### Task goal
Lines holding the string "Biryani" are the ones to copy from this listing.

### Available data
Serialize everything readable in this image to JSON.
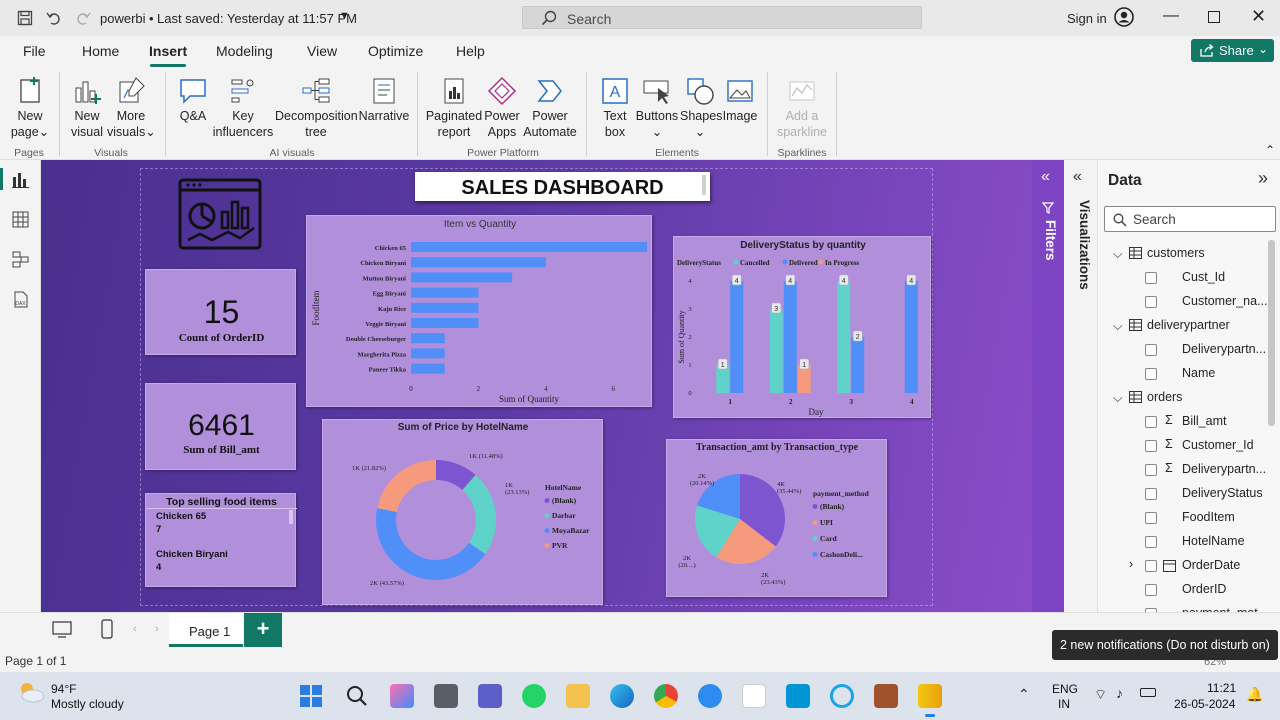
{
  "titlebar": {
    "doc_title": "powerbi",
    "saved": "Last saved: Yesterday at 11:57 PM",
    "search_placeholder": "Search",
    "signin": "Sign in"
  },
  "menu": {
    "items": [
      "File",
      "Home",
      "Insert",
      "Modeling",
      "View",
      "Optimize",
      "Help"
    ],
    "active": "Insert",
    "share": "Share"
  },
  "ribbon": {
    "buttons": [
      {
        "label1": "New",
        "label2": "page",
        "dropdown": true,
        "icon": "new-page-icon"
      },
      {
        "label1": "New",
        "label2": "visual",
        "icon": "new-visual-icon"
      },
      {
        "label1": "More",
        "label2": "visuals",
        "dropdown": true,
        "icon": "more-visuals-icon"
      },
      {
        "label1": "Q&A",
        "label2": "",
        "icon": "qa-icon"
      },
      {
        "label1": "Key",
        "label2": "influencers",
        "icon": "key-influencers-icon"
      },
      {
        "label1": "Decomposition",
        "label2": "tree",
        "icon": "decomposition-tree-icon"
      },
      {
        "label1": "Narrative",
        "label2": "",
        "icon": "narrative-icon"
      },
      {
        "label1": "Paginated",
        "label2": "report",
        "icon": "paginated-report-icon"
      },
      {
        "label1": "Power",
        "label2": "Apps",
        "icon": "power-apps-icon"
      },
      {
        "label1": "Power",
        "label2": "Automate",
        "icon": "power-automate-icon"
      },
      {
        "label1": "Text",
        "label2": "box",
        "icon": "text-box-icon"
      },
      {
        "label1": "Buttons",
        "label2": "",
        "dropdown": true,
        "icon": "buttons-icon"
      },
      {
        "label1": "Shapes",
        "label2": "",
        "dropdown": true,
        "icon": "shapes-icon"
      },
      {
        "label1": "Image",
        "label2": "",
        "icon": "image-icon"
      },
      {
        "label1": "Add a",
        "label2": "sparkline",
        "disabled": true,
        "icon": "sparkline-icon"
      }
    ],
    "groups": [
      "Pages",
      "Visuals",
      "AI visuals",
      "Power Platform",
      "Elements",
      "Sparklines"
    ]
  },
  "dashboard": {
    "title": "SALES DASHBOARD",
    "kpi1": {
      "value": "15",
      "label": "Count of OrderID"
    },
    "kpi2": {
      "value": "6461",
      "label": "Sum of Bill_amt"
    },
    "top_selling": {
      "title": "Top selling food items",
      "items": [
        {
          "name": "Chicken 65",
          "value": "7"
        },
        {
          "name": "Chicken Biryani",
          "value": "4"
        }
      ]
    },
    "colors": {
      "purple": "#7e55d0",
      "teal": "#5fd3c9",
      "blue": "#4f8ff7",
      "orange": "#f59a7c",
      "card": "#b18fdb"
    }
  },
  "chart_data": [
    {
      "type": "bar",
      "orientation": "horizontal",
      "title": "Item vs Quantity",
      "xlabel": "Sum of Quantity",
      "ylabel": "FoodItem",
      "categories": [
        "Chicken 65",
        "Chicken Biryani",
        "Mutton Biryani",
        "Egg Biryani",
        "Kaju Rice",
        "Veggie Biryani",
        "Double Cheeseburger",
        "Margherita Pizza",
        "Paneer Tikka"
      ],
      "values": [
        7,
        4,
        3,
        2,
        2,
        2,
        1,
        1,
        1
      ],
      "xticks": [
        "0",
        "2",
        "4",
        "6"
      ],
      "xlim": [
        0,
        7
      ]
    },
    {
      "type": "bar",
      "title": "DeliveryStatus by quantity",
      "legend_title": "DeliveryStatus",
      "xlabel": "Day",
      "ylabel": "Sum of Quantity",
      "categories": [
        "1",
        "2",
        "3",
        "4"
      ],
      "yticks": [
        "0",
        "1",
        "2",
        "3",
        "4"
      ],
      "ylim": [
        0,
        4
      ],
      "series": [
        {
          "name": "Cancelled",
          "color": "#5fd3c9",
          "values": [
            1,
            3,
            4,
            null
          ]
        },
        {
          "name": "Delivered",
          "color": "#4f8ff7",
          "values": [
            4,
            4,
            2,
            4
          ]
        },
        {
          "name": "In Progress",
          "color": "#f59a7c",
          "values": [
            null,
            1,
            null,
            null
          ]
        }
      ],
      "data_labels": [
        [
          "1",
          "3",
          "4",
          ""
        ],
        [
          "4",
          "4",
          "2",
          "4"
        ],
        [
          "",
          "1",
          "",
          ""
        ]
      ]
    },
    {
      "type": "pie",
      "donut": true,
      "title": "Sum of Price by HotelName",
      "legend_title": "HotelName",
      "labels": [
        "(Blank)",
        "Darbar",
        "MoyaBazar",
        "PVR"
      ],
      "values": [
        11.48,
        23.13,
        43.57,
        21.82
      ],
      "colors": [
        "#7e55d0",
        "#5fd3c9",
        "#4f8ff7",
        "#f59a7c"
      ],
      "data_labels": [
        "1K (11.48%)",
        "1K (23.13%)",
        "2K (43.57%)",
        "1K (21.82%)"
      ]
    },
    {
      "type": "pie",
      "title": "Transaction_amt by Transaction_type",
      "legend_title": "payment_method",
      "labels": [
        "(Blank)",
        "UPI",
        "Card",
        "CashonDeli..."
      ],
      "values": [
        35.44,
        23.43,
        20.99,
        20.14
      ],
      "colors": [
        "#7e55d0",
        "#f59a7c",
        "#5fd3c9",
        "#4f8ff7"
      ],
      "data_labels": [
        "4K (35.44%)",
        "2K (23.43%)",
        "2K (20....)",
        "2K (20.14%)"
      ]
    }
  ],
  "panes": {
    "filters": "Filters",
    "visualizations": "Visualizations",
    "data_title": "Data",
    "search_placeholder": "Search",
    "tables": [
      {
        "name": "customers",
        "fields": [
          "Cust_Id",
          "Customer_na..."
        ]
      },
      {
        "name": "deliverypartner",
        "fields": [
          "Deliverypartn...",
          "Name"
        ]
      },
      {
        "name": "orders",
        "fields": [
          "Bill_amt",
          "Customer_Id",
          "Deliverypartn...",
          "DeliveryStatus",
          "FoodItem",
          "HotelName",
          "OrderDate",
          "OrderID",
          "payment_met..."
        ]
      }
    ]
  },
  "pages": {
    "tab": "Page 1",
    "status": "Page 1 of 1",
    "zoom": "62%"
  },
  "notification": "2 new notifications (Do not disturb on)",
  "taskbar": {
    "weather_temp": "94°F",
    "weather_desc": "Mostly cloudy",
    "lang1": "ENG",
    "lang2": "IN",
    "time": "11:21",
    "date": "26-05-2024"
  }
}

### Task response
          "name": "Chicken Biryani",
        "Chicken Biryani",
        "Mutton Biryani",
        "Egg Biryani",
        "Veggie Biryani",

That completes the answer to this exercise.